— WHAT IS EXPECTED —
Look through the lines below and extract each one that contains "اعتبار".

* START *

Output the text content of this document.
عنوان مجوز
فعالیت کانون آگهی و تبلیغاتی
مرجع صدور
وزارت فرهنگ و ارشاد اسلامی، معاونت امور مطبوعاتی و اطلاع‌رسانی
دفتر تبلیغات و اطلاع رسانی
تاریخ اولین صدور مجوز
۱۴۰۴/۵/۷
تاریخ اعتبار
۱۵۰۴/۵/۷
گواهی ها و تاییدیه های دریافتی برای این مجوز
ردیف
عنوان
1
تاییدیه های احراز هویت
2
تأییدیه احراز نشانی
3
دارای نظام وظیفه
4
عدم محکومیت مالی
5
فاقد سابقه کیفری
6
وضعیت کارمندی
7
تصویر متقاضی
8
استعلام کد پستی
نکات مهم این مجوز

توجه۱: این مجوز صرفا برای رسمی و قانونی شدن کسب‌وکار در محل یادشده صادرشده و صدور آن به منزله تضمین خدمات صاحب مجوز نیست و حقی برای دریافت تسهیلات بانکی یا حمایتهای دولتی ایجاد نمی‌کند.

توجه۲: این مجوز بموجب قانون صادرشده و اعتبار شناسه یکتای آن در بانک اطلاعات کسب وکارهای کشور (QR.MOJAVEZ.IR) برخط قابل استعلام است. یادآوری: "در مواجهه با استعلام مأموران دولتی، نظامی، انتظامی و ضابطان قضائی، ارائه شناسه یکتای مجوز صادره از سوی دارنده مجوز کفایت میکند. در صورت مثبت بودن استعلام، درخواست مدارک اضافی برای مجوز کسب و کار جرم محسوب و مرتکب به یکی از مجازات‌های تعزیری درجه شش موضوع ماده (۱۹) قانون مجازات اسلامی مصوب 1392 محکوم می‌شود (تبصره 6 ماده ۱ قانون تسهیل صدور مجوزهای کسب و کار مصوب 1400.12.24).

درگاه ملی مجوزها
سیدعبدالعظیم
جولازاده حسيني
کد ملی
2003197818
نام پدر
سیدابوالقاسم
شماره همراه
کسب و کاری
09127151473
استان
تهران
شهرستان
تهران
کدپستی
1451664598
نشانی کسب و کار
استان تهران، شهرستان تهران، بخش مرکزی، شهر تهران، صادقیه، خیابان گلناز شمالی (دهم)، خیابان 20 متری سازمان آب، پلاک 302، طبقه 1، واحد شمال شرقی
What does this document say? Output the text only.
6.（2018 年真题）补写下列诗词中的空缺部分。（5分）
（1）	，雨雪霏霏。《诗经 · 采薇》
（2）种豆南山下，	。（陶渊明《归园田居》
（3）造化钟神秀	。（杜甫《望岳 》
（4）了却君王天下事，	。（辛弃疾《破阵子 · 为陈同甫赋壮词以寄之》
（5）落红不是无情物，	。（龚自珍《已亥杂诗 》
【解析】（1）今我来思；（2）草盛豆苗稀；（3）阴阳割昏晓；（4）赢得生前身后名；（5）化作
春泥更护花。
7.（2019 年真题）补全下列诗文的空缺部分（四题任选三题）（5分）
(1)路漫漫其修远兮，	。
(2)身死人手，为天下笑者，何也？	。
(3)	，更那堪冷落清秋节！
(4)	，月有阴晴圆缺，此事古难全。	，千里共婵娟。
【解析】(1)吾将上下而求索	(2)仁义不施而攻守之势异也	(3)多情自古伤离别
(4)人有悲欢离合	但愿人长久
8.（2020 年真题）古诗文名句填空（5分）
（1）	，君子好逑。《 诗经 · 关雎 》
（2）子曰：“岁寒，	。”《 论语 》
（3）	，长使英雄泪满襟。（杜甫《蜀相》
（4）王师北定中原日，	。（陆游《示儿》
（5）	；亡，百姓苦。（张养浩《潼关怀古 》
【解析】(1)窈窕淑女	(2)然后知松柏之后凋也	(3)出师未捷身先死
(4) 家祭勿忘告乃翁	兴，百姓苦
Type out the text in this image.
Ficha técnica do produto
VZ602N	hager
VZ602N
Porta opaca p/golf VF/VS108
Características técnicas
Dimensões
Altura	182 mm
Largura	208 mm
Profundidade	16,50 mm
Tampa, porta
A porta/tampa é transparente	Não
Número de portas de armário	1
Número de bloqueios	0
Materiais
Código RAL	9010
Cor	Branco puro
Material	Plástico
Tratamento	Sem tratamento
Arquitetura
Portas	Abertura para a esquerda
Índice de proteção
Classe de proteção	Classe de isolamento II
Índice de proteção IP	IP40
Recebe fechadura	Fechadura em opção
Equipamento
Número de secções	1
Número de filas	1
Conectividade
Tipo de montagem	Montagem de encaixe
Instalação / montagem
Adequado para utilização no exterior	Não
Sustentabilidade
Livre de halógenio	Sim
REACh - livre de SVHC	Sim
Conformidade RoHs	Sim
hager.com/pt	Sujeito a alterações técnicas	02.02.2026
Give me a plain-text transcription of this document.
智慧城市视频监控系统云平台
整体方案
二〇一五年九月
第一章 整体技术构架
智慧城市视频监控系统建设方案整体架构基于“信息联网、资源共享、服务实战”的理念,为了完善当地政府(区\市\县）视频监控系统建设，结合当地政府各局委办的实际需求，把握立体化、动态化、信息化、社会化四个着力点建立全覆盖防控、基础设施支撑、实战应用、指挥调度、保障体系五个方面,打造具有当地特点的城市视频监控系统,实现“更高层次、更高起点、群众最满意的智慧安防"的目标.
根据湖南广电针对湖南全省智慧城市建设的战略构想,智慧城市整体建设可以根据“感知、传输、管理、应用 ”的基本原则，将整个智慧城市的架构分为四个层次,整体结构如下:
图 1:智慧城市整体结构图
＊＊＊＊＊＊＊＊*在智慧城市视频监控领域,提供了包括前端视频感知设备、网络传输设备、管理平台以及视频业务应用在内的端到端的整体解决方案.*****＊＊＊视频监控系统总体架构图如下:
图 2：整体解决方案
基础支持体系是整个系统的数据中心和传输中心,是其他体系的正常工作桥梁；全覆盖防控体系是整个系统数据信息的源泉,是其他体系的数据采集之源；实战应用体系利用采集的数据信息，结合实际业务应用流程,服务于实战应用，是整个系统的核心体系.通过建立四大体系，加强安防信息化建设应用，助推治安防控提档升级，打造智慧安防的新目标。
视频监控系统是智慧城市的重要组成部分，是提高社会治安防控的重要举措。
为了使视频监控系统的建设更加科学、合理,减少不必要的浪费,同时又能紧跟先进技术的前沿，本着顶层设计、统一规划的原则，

* END *

— EXPECTED ANSWER —
تاریخ اعتبار
توجه۲: این مجوز بموجب قانون صادرشده و اعتبار شناسه یکتای آن در بانک اطلاعات کسب وکارهای کشور (QR.MOJAVEZ.IR) برخط قابل استعلام است. یادآوری: "در مواجهه با استعلام مأموران دولتی، نظامی، انتظامی و ضابطان قضائی، ارائه شناسه یکتای مجوز صادره از سوی دارنده مجوز کفایت میکند. در صورت مثبت بودن استعلام، درخواست مدارک اضافی برای مجوز کسب و کار جرم محسوب و مرتکب به یکی از مجازات‌های تعزیری درجه شش موضوع ماده (۱۹) قانون مجازات اسلامی مصوب 1392 محکوم می‌شود (تبصره 6 ماده ۱ قانون تسهیل صدور مجوزهای کسب و کار مصوب 1400.12.24).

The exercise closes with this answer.